Rows from a figure dataset:
>> Start
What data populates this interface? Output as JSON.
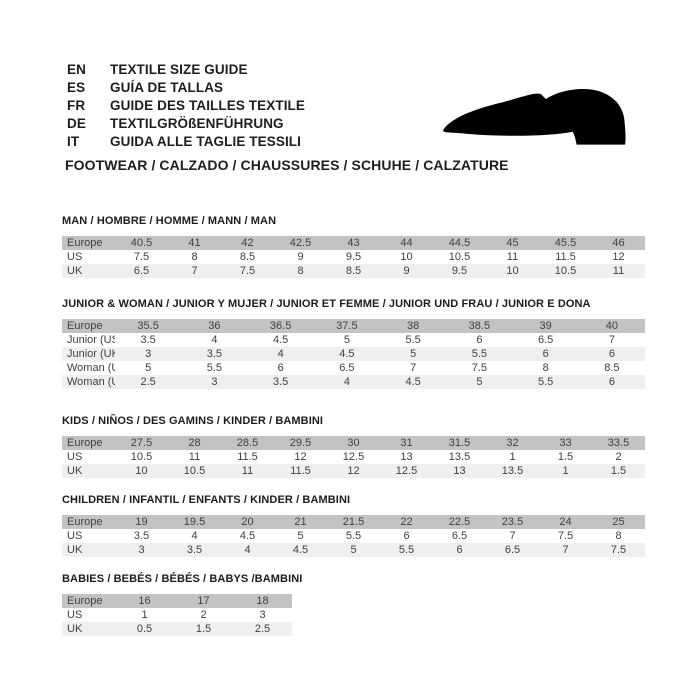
{
  "header": {
    "languages": [
      {
        "code": "EN",
        "label": "TEXTILE SIZE GUIDE"
      },
      {
        "code": "ES",
        "label": "GUÍA DE TALLAS"
      },
      {
        "code": "FR",
        "label": "GUIDE DES TAILLES TEXTILE"
      },
      {
        "code": "DE",
        "label": "TEXTILGRÖßENFÜHRUNG"
      },
      {
        "code": "IT",
        "label": "GUIDA ALLE TAGLIE TESSILI"
      }
    ],
    "category_line": "FOOTWEAR / CALZADO / CHAUSSURES / SCHUHE / CALZATURE",
    "shoe_icon": "dress-shoe-silhouette"
  },
  "colors": {
    "header_row_bg": "#c3c3c3",
    "alt_row_bg": "#efefef",
    "row_bg": "#ffffff",
    "cell_text": "#3f3f3f",
    "title_text": "#1c1c1c",
    "shoe": "#000000"
  },
  "sections": [
    {
      "id": "man",
      "title": "MAN / HOMBRE / HOMME / MANN / MAN",
      "rows": [
        {
          "label": "Europe",
          "values": [
            "40.5",
            "41",
            "42",
            "42.5",
            "43",
            "44",
            "44.5",
            "45",
            "45.5",
            "46"
          ]
        },
        {
          "label": "US",
          "values": [
            "7.5",
            "8",
            "8.5",
            "9",
            "9.5",
            "10",
            "10.5",
            "11",
            "11.5",
            "12"
          ]
        },
        {
          "label": "UK",
          "values": [
            "6.5",
            "7",
            "7.5",
            "8",
            "8.5",
            "9",
            "9.5",
            "10",
            "10.5",
            "11"
          ]
        }
      ]
    },
    {
      "id": "junior-woman",
      "title": "JUNIOR & WOMAN / JUNIOR Y MUJER / JUNIOR ET FEMME / JUNIOR UND FRAU / JUNIOR E DONA",
      "rows": [
        {
          "label": "Europe",
          "values": [
            "35.5",
            "36",
            "36.5",
            "37.5",
            "38",
            "38.5",
            "39",
            "40"
          ]
        },
        {
          "label": "Junior (US)",
          "values": [
            "3.5",
            "4",
            "4.5",
            "5",
            "5.5",
            "6",
            "6.5",
            "7"
          ]
        },
        {
          "label": "Junior (UK)",
          "values": [
            "3",
            "3.5",
            "4",
            "4.5",
            "5",
            "5.5",
            "6",
            "6"
          ]
        },
        {
          "label": "Woman (US)",
          "values": [
            "5",
            "5.5",
            "6",
            "6.5",
            "7",
            "7.5",
            "8",
            "8.5"
          ]
        },
        {
          "label": "Woman (UK)",
          "values": [
            "2.5",
            "3",
            "3.5",
            "4",
            "4.5",
            "5",
            "5.5",
            "6"
          ]
        }
      ]
    },
    {
      "id": "kids",
      "title": "KIDS / NIÑOS / DES GAMINS / KINDER / BAMBINI",
      "rows": [
        {
          "label": "Europe",
          "values": [
            "27.5",
            "28",
            "28.5",
            "29.5",
            "30",
            "31",
            "31.5",
            "32",
            "33",
            "33.5"
          ]
        },
        {
          "label": "US",
          "values": [
            "10.5",
            "11",
            "11.5",
            "12",
            "12.5",
            "13",
            "13.5",
            "1",
            "1.5",
            "2"
          ]
        },
        {
          "label": "UK",
          "values": [
            "10",
            "10.5",
            "11",
            "11.5",
            "12",
            "12.5",
            "13",
            "13.5",
            "1",
            "1.5"
          ]
        }
      ]
    },
    {
      "id": "children",
      "title": "CHILDREN / INFANTIL / ENFANTS / KINDER / BAMBINI",
      "rows": [
        {
          "label": "Europe",
          "values": [
            "19",
            "19.5",
            "20",
            "21",
            "21.5",
            "22",
            "22.5",
            "23.5",
            "24",
            "25"
          ]
        },
        {
          "label": "US",
          "values": [
            "3.5",
            "4",
            "4.5",
            "5",
            "5.5",
            "6",
            "6.5",
            "7",
            "7.5",
            "8"
          ]
        },
        {
          "label": "UK",
          "values": [
            "3",
            "3.5",
            "4",
            "4.5",
            "5",
            "5.5",
            "6",
            "6.5",
            "7",
            "7.5"
          ]
        }
      ]
    },
    {
      "id": "babies",
      "title": "BABIES  / BEBÉS / BÉBÉS / BABYS /BAMBINI",
      "rows": [
        {
          "label": "Europe",
          "values": [
            "16",
            "17",
            "18"
          ]
        },
        {
          "label": "US",
          "values": [
            "1",
            "2",
            "3"
          ]
        },
        {
          "label": "UK",
          "values": [
            "0.5",
            "1.5",
            "2.5"
          ]
        }
      ]
    }
  ]
}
>> End
_Do this_: Search the data for the word "code" and copy each line where it appears.

_Answer for this exercise_:
        "code": "EN",
        "code": "ES",
        "code": "FR",
        "code": "DE",
        "code": "IT",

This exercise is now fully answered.